» DESCRIPTION OF THE TASK: Find every line with the string "heading" in it, count them, and reply with that count only.

** START OF DATASET EXTRACT **

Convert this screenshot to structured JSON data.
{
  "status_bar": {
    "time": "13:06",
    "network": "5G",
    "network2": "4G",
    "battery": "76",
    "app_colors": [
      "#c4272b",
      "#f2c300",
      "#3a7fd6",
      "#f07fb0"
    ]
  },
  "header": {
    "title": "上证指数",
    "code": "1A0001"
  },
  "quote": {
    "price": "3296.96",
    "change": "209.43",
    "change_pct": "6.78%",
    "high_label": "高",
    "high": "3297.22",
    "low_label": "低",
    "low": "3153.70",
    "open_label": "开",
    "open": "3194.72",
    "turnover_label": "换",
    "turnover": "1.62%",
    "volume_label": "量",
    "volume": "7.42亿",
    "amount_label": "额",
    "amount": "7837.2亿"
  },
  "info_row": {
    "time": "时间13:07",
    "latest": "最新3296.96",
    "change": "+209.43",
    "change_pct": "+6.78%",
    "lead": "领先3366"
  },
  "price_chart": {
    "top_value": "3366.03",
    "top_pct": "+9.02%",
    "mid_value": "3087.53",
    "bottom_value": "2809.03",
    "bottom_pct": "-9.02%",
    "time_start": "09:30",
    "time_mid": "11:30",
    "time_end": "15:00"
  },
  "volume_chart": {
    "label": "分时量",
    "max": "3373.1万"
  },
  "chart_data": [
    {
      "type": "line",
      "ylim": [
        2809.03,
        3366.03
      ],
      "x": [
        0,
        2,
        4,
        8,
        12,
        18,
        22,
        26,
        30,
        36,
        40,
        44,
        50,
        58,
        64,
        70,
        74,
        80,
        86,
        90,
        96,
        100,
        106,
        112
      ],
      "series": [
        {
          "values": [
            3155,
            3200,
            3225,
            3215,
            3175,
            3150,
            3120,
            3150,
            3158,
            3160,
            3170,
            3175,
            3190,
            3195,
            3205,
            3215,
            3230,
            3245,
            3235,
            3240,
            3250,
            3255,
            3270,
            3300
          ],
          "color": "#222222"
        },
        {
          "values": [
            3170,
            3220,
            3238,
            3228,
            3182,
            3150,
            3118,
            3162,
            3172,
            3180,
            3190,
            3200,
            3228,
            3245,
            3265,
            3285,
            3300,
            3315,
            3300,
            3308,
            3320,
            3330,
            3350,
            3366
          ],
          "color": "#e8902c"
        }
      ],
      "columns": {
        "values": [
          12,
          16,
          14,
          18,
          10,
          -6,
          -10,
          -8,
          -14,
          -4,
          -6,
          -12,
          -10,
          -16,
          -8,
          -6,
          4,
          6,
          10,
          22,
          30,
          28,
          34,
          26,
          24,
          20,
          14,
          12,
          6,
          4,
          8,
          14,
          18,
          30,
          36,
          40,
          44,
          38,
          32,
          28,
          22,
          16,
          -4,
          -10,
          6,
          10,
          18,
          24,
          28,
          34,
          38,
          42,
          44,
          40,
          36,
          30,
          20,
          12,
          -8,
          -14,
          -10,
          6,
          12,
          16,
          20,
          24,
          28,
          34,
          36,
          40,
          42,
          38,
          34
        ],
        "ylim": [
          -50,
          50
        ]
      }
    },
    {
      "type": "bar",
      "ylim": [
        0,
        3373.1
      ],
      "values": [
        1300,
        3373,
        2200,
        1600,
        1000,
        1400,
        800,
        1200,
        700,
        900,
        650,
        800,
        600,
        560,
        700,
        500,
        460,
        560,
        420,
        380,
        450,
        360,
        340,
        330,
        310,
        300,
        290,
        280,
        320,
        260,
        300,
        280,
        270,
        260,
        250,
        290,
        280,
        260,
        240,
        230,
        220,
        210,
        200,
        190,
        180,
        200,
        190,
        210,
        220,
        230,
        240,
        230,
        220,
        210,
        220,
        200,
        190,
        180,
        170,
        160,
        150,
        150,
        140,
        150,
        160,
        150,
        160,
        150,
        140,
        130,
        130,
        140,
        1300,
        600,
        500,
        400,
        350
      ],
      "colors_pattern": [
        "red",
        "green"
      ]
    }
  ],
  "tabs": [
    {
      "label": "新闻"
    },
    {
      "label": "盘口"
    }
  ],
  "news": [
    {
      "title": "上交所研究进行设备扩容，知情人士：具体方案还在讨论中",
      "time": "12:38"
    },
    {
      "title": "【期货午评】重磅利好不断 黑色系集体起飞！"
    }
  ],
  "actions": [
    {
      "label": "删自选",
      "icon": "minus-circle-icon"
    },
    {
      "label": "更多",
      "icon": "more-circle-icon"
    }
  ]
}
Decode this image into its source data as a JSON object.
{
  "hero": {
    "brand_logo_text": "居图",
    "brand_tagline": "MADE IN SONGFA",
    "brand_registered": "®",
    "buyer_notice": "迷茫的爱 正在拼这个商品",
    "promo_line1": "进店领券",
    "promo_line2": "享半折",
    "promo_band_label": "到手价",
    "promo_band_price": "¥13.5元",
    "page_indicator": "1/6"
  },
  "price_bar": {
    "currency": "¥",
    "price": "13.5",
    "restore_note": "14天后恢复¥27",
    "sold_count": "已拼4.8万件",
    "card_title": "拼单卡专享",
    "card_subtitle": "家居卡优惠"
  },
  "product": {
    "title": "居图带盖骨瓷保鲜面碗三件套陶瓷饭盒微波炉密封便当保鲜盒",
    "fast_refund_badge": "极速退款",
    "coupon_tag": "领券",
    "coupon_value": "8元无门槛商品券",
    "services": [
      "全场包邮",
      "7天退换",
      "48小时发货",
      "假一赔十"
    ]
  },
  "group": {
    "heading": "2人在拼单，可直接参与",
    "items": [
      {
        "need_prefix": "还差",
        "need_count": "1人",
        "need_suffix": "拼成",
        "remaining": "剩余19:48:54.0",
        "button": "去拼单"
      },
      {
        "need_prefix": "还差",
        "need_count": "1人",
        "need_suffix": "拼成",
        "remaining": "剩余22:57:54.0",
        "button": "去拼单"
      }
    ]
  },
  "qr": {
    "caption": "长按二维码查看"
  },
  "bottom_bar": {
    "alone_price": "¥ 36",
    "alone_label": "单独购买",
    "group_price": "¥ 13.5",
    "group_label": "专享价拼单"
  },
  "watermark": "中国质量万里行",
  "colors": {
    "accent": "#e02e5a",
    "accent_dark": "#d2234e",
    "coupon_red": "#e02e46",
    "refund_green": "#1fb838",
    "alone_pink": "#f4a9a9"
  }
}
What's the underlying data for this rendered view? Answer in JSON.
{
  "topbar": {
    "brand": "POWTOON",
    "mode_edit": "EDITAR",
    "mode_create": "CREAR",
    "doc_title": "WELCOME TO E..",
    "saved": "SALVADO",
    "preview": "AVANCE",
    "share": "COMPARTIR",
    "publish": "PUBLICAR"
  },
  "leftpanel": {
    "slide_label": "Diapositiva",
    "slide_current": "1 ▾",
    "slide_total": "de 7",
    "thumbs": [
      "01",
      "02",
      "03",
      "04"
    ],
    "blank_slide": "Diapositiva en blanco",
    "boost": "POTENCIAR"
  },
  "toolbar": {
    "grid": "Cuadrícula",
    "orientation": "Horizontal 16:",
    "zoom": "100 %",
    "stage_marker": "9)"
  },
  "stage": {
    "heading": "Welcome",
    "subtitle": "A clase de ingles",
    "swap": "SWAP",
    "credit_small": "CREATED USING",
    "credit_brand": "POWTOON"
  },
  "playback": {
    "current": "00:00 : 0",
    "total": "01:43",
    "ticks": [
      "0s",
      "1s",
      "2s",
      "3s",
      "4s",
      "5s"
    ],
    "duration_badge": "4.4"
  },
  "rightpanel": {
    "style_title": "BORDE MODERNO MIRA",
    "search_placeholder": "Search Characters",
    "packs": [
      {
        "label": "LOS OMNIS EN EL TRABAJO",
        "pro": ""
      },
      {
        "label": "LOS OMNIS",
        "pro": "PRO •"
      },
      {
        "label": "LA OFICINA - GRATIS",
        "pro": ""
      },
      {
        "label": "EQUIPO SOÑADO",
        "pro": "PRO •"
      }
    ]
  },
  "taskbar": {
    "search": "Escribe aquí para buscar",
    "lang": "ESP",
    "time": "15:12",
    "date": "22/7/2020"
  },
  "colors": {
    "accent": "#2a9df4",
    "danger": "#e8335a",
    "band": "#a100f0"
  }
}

** END OF DATASET EXTRACT **

» TASK RESULT: 2